#### STATED PROBLEM:
Return every record verbatim.

#### MATERIAL PROVIDED:
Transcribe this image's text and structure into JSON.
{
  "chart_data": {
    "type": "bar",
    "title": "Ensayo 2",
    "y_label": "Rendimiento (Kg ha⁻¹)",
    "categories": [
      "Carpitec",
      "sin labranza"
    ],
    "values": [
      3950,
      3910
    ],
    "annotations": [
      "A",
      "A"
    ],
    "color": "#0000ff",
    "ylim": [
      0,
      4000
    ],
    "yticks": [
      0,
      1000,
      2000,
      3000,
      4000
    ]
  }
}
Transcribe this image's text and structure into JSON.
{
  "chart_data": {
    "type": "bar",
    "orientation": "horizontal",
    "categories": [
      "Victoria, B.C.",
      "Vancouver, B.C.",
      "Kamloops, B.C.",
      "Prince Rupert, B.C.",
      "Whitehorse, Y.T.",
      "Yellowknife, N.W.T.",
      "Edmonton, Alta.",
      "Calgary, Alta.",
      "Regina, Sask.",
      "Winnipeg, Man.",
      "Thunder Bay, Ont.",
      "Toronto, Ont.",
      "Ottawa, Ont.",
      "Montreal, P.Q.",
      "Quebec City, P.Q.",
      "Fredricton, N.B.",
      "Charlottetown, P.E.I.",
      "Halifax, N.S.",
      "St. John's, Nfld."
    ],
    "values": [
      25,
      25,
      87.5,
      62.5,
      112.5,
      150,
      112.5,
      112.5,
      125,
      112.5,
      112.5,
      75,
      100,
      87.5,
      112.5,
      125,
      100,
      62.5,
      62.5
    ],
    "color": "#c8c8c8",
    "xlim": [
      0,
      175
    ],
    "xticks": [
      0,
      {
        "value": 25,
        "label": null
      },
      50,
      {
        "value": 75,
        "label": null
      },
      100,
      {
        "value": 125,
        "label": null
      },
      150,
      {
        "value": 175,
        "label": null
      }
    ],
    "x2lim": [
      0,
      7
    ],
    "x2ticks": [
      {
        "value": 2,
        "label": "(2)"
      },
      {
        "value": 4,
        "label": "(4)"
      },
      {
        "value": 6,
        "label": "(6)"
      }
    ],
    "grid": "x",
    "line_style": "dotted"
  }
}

#### SOLUTION FOR THIS TASK:
Transcribe this image's text and structure into JSON.
{
  "chart_data": {
    "type": "bar",
    "title": "Ensayo 2",
    "y_label": "Rendimiento (Kg ha⁻¹)",
    "categories": [
      "Carpitec",
      "sin labranza"
    ],
    "values": [
      3950,
      3910
    ],
    "annotations": [
      "A",
      "A"
    ],
    "color": "#0000ff",
    "ylim": [
      0,
      4000
    ],
    "yticks": [
      0,
      1000,
      2000,
      3000,
      4000
    ]
  }
}
Transcribe this image's text and structure into JSON.
{
  "chart_data": {
    "type": "bar",
    "orientation": "horizontal",
    "categories": [
      "Victoria, B.C.",
      "Vancouver, B.C.",
      "Kamloops, B.C.",
      "Prince Rupert, B.C.",
      "Whitehorse, Y.T.",
      "Yellowknife, N.W.T.",
      "Edmonton, Alta.",
      "Calgary, Alta.",
      "Regina, Sask.",
      "Winnipeg, Man.",
      "Thunder Bay, Ont.",
      "Toronto, Ont.",
      "Ottawa, Ont.",
      "Montreal, P.Q.",
      "Quebec City, P.Q.",
      "Fredricton, N.B.",
      "Charlottetown, P.E.I.",
      "Halifax, N.S.",
      "St. John's, Nfld."
    ],
    "values": [
      25,
      25,
      87.5,
      62.5,
      112.5,
      150,
      112.5,
      112.5,
      125,
      112.5,
      112.5,
      75,
      100,
      87.5,
      112.5,
      125,
      100,
      62.5,
      62.5
    ],
    "color": "#c8c8c8",
    "xlim": [
      0,
      175
    ],
    "xticks": [
      0,
      {
        "value": 25,
        "label": null
      },
      50,
      {
        "value": 75,
        "label": null
      },
      100,
      {
        "value": 125,
        "label": null
      },
      150,
      {
        "value": 175,
        "label": null
      }
    ],
    "x2lim": [
      0,
      7
    ],
    "x2ticks": [
      {
        "value": 2,
        "label": "(2)"
      },
      {
        "value": 4,
        "label": "(4)"
      },
      {
        "value": 6,
        "label": "(6)"
      }
    ],
    "grid": "x",
    "line_style": "dotted"
  }
}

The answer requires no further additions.